__Written task__. Among the lines below, count those with "Registry". Give the total alone.

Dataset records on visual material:
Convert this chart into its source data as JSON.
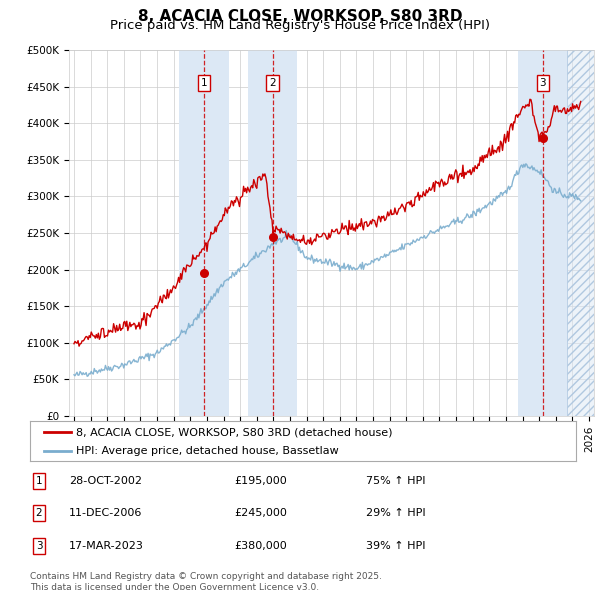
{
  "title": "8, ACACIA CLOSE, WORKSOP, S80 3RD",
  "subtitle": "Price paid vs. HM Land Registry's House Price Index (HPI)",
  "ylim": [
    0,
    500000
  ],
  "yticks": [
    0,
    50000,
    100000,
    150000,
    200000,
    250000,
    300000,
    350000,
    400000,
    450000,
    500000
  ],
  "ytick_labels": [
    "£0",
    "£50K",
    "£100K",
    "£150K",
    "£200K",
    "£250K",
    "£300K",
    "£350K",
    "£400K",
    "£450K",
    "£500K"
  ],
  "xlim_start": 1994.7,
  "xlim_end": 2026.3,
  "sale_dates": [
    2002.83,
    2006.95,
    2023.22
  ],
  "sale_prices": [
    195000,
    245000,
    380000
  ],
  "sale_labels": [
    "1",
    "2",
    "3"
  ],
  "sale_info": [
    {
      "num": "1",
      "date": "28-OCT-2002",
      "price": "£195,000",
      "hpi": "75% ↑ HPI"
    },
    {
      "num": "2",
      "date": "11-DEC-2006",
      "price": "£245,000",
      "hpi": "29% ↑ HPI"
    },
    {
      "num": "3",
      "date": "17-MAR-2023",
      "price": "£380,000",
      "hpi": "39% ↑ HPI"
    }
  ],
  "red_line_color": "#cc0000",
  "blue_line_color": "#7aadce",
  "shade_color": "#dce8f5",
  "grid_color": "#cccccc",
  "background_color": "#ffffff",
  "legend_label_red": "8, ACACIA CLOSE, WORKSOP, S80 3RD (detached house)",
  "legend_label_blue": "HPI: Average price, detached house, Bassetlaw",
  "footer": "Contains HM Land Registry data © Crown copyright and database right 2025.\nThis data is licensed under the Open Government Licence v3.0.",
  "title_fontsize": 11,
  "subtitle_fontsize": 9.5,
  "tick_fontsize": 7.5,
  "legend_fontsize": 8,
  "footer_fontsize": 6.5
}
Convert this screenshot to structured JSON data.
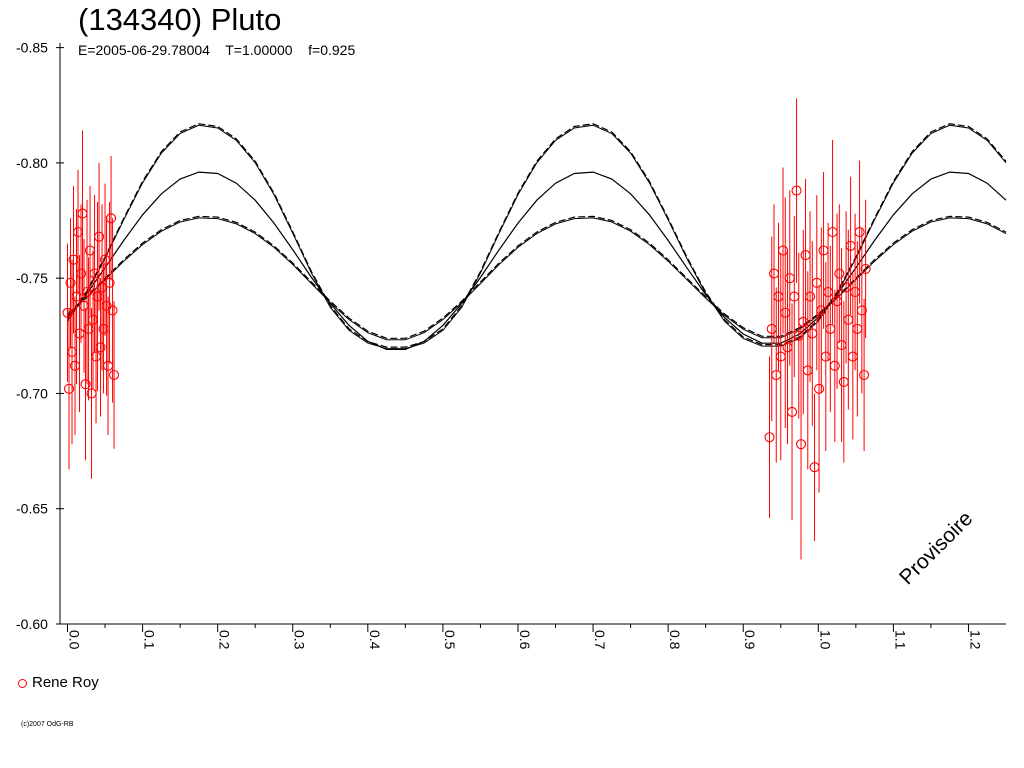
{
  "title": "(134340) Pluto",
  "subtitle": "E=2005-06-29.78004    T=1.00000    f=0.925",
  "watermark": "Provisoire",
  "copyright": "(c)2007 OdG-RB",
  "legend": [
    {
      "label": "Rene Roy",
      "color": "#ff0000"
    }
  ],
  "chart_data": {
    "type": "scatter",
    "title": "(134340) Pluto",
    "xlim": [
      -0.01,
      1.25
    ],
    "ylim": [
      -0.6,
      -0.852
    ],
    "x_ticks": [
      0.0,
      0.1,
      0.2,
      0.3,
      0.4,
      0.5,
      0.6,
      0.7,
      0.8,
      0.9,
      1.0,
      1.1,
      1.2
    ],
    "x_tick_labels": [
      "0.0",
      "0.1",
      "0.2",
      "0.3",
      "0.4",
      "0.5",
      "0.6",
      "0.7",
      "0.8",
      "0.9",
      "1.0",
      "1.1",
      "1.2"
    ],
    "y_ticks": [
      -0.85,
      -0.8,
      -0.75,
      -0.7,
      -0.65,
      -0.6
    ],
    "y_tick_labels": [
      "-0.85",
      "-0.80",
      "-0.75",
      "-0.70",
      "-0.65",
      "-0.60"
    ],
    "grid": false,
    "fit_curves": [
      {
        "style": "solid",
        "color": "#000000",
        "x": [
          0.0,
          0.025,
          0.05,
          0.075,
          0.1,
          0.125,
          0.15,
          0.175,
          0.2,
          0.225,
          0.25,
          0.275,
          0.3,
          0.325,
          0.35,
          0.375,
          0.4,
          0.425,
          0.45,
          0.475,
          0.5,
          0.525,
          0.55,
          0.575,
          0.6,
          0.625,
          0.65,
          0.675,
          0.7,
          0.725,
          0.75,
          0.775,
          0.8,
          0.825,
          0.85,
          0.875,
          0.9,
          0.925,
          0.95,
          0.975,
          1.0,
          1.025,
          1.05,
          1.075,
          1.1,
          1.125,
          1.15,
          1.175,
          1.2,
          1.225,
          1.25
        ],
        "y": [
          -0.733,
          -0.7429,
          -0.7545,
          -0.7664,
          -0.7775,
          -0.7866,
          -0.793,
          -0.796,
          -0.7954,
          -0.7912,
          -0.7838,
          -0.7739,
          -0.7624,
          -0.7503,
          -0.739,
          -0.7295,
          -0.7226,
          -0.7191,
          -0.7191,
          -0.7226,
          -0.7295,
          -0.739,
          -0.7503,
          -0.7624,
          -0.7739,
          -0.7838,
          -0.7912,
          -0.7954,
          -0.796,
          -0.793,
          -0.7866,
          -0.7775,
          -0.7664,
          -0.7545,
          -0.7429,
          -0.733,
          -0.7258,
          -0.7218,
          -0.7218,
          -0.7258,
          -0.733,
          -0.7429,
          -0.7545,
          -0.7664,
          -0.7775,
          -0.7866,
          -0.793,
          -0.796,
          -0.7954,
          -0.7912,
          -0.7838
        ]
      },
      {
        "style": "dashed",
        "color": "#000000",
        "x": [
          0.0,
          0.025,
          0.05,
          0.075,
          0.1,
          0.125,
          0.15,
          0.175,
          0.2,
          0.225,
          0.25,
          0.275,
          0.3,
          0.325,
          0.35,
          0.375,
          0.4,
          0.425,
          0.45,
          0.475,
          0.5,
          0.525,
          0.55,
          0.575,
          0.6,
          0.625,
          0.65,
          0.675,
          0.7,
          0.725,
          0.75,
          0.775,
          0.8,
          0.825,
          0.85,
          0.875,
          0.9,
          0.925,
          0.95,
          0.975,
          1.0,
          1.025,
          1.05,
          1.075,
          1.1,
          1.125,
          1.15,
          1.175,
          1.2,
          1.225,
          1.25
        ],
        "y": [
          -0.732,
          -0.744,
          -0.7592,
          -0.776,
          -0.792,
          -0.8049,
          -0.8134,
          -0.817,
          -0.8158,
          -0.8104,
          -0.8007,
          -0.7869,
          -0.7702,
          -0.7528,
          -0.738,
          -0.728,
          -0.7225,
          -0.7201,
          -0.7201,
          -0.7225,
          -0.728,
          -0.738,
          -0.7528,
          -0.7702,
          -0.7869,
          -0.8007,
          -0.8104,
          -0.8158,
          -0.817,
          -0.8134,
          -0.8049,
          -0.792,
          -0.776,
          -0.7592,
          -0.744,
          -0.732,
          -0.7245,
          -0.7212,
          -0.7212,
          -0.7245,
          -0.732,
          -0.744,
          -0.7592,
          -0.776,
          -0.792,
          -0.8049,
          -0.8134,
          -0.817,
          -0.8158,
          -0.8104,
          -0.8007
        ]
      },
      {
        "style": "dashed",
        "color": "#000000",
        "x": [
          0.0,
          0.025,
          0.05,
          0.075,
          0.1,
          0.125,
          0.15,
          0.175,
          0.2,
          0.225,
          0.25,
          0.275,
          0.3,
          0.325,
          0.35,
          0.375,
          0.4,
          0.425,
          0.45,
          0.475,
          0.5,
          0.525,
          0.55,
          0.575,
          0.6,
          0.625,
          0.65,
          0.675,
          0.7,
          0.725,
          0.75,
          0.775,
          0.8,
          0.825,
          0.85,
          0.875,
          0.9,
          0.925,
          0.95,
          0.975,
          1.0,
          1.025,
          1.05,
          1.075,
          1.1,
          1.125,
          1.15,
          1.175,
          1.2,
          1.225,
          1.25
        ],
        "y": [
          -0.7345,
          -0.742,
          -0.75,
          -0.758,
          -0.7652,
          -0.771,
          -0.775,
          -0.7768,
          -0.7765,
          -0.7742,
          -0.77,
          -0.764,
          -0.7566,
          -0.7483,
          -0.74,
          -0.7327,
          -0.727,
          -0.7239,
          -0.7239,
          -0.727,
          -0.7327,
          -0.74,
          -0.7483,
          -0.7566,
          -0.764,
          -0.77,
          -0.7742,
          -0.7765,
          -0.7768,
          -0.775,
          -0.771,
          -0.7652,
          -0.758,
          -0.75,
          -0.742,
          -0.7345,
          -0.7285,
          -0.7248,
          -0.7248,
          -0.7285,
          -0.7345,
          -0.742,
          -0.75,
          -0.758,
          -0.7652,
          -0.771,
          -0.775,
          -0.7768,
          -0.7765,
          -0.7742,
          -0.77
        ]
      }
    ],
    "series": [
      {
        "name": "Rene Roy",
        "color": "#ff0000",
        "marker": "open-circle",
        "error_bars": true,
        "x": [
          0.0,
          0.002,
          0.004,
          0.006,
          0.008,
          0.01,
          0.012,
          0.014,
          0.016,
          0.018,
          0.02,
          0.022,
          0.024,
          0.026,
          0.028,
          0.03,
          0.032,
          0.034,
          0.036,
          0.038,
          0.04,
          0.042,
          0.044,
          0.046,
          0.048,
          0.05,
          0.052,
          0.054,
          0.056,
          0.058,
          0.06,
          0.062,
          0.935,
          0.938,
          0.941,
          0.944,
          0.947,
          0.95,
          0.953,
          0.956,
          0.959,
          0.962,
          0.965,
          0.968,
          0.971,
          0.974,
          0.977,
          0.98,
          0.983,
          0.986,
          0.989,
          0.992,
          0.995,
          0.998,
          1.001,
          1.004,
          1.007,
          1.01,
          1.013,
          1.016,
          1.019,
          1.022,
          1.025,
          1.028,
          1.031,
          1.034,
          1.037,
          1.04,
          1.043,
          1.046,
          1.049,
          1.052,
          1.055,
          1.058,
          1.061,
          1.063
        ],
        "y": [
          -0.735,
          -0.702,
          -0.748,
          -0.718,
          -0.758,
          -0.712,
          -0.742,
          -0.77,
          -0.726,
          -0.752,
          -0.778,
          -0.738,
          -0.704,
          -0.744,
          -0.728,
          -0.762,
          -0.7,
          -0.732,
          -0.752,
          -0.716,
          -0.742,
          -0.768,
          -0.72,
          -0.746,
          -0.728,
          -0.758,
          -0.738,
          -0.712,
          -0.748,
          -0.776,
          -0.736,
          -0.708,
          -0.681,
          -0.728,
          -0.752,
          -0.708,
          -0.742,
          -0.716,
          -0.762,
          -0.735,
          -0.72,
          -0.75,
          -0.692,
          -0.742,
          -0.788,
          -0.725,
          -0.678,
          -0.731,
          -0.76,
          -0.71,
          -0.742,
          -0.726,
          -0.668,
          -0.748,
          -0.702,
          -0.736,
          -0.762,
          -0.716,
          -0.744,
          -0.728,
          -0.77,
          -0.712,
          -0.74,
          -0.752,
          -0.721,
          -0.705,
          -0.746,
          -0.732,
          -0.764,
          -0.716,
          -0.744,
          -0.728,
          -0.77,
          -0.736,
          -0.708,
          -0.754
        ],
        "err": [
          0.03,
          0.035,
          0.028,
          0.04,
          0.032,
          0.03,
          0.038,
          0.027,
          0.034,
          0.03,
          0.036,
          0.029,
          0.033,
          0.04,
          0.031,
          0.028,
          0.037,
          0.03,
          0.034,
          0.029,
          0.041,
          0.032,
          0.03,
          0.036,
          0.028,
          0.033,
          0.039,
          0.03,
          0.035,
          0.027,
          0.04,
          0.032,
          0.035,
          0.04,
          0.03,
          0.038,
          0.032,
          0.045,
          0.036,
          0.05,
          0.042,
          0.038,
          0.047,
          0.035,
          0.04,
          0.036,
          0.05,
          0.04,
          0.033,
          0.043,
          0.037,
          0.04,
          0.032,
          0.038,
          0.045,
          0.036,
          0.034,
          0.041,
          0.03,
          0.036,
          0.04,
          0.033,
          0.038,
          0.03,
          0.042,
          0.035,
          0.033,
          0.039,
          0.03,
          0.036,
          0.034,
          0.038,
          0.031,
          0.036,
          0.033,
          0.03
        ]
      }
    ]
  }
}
==
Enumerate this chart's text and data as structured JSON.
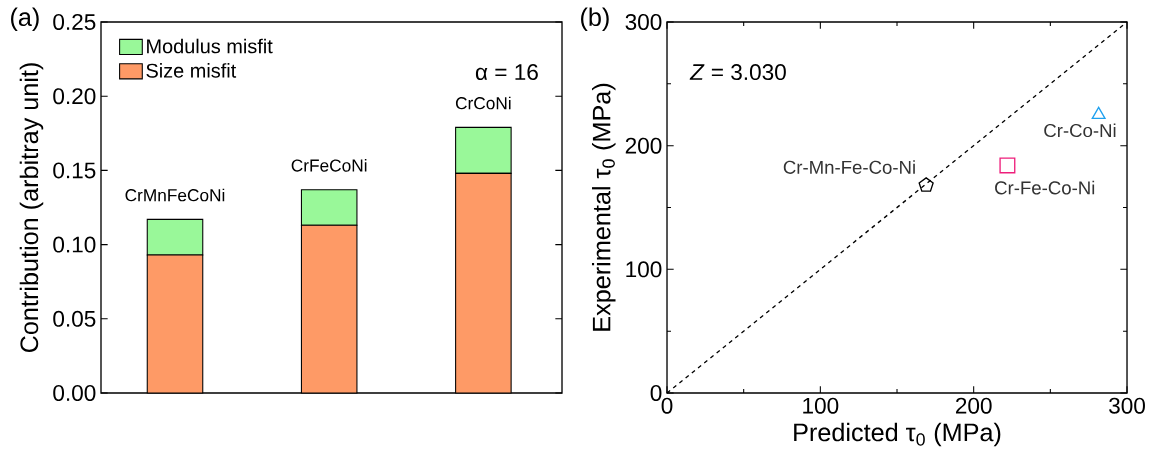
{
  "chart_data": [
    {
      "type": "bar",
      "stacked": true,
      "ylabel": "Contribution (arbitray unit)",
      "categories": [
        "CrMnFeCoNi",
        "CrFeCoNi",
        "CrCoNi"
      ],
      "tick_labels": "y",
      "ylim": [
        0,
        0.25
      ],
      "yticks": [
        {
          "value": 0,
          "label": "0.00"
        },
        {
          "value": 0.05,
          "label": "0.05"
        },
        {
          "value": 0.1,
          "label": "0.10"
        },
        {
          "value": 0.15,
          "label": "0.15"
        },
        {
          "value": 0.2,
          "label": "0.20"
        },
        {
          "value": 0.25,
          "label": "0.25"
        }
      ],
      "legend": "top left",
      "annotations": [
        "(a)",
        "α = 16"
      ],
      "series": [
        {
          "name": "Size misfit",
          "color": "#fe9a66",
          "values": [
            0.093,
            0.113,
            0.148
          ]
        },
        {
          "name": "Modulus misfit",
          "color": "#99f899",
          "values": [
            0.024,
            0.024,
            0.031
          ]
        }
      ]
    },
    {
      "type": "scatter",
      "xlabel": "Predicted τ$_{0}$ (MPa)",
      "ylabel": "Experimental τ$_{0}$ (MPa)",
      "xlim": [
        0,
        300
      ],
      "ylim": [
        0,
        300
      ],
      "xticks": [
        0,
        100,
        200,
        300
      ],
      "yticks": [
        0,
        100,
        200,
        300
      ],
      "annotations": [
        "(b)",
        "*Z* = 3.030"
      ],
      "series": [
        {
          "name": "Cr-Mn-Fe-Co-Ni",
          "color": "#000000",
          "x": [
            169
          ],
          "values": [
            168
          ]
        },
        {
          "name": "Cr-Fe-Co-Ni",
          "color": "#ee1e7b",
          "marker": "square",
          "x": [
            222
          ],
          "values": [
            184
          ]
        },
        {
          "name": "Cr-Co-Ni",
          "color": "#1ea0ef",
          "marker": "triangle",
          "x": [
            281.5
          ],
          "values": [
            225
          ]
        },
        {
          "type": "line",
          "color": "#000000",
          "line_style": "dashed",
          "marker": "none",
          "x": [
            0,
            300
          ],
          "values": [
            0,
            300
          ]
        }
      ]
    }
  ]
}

__The completed task__. 2